### [OBJECTIVE]
Print the listing below in its entirety, character for character.

──────── RAW RECORDS

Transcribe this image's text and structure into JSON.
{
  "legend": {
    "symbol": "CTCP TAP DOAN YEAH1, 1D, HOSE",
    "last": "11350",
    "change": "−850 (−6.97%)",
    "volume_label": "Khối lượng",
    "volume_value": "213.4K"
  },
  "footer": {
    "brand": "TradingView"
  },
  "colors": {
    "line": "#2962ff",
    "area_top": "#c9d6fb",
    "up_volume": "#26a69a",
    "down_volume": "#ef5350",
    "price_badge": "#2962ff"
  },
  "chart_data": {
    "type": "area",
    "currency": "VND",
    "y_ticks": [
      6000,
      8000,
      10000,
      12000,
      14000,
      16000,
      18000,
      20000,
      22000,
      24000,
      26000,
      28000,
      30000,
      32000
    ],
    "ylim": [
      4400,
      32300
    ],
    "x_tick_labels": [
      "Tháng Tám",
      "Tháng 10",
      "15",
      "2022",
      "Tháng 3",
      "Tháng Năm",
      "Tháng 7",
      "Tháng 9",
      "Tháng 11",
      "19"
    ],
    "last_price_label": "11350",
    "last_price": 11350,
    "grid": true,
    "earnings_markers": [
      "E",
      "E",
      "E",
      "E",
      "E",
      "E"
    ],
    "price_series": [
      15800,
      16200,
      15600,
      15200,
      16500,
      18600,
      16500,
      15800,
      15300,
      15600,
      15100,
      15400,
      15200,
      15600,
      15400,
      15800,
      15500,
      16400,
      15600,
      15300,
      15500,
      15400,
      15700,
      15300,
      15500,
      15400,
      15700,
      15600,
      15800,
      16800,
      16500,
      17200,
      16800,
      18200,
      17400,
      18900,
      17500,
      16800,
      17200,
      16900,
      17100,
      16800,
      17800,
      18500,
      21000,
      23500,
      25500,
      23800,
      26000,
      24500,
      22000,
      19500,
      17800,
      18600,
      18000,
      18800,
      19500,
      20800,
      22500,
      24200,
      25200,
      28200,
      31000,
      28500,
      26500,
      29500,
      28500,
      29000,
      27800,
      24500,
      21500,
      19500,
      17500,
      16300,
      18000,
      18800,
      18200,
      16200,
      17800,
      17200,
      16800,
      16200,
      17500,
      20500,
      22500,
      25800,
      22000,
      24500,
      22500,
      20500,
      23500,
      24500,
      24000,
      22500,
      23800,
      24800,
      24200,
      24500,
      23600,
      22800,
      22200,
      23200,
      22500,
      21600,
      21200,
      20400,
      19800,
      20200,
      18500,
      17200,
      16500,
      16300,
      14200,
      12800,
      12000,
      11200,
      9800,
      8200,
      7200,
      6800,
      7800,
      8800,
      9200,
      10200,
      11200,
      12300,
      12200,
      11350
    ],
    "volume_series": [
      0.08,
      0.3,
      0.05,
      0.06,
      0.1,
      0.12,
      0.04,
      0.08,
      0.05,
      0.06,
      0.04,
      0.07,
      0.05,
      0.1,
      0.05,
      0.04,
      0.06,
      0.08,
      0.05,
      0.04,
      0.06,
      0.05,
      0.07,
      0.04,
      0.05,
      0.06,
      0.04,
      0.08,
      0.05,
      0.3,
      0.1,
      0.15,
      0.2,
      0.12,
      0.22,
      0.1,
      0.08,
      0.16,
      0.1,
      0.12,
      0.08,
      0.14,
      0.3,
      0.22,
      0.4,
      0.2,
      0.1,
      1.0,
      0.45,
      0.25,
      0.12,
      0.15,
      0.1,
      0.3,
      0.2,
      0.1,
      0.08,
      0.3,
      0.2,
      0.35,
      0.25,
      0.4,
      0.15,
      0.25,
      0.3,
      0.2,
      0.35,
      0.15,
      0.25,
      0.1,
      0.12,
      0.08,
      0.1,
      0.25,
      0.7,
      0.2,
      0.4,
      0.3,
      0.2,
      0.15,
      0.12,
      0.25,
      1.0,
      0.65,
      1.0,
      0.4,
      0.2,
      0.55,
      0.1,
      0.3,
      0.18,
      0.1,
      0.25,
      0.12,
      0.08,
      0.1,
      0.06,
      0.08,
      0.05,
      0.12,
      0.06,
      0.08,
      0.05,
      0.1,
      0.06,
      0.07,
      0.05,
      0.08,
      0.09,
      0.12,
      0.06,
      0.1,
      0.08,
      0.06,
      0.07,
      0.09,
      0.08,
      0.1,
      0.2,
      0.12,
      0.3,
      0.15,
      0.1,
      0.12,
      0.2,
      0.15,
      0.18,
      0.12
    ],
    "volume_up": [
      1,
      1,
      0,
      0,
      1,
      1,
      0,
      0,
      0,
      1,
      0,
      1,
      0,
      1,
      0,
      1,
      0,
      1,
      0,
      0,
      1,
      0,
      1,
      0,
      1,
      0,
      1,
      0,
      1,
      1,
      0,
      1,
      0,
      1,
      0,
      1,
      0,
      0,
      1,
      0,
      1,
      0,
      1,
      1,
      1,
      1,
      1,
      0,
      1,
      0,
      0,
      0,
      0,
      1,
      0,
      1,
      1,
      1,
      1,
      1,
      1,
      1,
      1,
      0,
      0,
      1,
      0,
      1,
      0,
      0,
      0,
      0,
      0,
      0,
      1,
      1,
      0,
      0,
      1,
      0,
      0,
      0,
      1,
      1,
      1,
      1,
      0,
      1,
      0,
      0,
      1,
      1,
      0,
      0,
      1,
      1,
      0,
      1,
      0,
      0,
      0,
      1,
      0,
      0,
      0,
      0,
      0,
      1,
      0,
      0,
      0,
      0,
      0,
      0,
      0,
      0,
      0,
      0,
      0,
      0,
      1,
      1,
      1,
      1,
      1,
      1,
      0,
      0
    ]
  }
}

────────────────

### [TASK OUTPUT]
Transcribe this image's text and structure into JSON.
{
  "legend": {
    "symbol": "CTCP TAP DOAN YEAH1, 1D, HOSE",
    "last": "11350",
    "change": "−850 (−6.97%)",
    "volume_label": "Khối lượng",
    "volume_value": "213.4K"
  },
  "footer": {
    "brand": "TradingView"
  },
  "colors": {
    "line": "#2962ff",
    "area_top": "#c9d6fb",
    "up_volume": "#26a69a",
    "down_volume": "#ef5350",
    "price_badge": "#2962ff"
  },
  "chart_data": {
    "type": "area",
    "currency": "VND",
    "y_ticks": [
      6000,
      8000,
      10000,
      12000,
      14000,
      16000,
      18000,
      20000,
      22000,
      24000,
      26000,
      28000,
      30000,
      32000
    ],
    "ylim": [
      4400,
      32300
    ],
    "x_tick_labels": [
      "Tháng Tám",
      "Tháng 10",
      "15",
      "2022",
      "Tháng 3",
      "Tháng Năm",
      "Tháng 7",
      "Tháng 9",
      "Tháng 11",
      "19"
    ],
    "last_price_label": "11350",
    "last_price": 11350,
    "grid": true,
    "earnings_markers": [
      "E",
      "E",
      "E",
      "E",
      "E",
      "E"
    ],
    "price_series": [
      15800,
      16200,
      15600,
      15200,
      16500,
      18600,
      16500,
      15800,
      15300,
      15600,
      15100,
      15400,
      15200,
      15600,
      15400,
      15800,
      15500,
      16400,
      15600,
      15300,
      15500,
      15400,
      15700,
      15300,
      15500,
      15400,
      15700,
      15600,
      15800,
      16800,
      16500,
      17200,
      16800,
      18200,
      17400,
      18900,
      17500,
      16800,
      17200,
      16900,
      17100,
      16800,
      17800,
      18500,
      21000,
      23500,
      25500,
      23800,
      26000,
      24500,
      22000,
      19500,
      17800,
      18600,
      18000,
      18800,
      19500,
      20800,
      22500,
      24200,
      25200,
      28200,
      31000,
      28500,
      26500,
      29500,
      28500,
      29000,
      27800,
      24500,
      21500,
      19500,
      17500,
      16300,
      18000,
      18800,
      18200,
      16200,
      17800,
      17200,
      16800,
      16200,
      17500,
      20500,
      22500,
      25800,
      22000,
      24500,
      22500,
      20500,
      23500,
      24500,
      24000,
      22500,
      23800,
      24800,
      24200,
      24500,
      23600,
      22800,
      22200,
      23200,
      22500,
      21600,
      21200,
      20400,
      19800,
      20200,
      18500,
      17200,
      16500,
      16300,
      14200,
      12800,
      12000,
      11200,
      9800,
      8200,
      7200,
      6800,
      7800,
      8800,
      9200,
      10200,
      11200,
      12300,
      12200,
      11350
    ],
    "volume_series": [
      0.08,
      0.3,
      0.05,
      0.06,
      0.1,
      0.12,
      0.04,
      0.08,
      0.05,
      0.06,
      0.04,
      0.07,
      0.05,
      0.1,
      0.05,
      0.04,
      0.06,
      0.08,
      0.05,
      0.04,
      0.06,
      0.05,
      0.07,
      0.04,
      0.05,
      0.06,
      0.04,
      0.08,
      0.05,
      0.3,
      0.1,
      0.15,
      0.2,
      0.12,
      0.22,
      0.1,
      0.08,
      0.16,
      0.1,
      0.12,
      0.08,
      0.14,
      0.3,
      0.22,
      0.4,
      0.2,
      0.1,
      1.0,
      0.45,
      0.25,
      0.12,
      0.15,
      0.1,
      0.3,
      0.2,
      0.1,
      0.08,
      0.3,
      0.2,
      0.35,
      0.25,
      0.4,
      0.15,
      0.25,
      0.3,
      0.2,
      0.35,
      0.15,
      0.25,
      0.1,
      0.12,
      0.08,
      0.1,
      0.25,
      0.7,
      0.2,
      0.4,
      0.3,
      0.2,
      0.15,
      0.12,
      0.25,
      1.0,
      0.65,
      1.0,
      0.4,
      0.2,
      0.55,
      0.1,
      0.3,
      0.18,
      0.1,
      0.25,
      0.12,
      0.08,
      0.1,
      0.06,
      0.08,
      0.05,
      0.12,
      0.06,
      0.08,
      0.05,
      0.1,
      0.06,
      0.07,
      0.05,
      0.08,
      0.09,
      0.12,
      0.06,
      0.1,
      0.08,
      0.06,
      0.07,
      0.09,
      0.08,
      0.1,
      0.2,
      0.12,
      0.3,
      0.15,
      0.1,
      0.12,
      0.2,
      0.15,
      0.18,
      0.12
    ],
    "volume_up": [
      1,
      1,
      0,
      0,
      1,
      1,
      0,
      0,
      0,
      1,
      0,
      1,
      0,
      1,
      0,
      1,
      0,
      1,
      0,
      0,
      1,
      0,
      1,
      0,
      1,
      0,
      1,
      0,
      1,
      1,
      0,
      1,
      0,
      1,
      0,
      1,
      0,
      0,
      1,
      0,
      1,
      0,
      1,
      1,
      1,
      1,
      1,
      0,
      1,
      0,
      0,
      0,
      0,
      1,
      0,
      1,
      1,
      1,
      1,
      1,
      1,
      1,
      1,
      0,
      0,
      1,
      0,
      1,
      0,
      0,
      0,
      0,
      0,
      0,
      1,
      1,
      0,
      0,
      1,
      0,
      0,
      0,
      1,
      1,
      1,
      1,
      0,
      1,
      0,
      0,
      1,
      1,
      0,
      0,
      1,
      1,
      0,
      1,
      0,
      0,
      0,
      1,
      0,
      0,
      0,
      0,
      0,
      1,
      0,
      0,
      0,
      0,
      0,
      0,
      0,
      0,
      0,
      0,
      0,
      0,
      1,
      1,
      1,
      1,
      1,
      1,
      0,
      0
    ]
  }
}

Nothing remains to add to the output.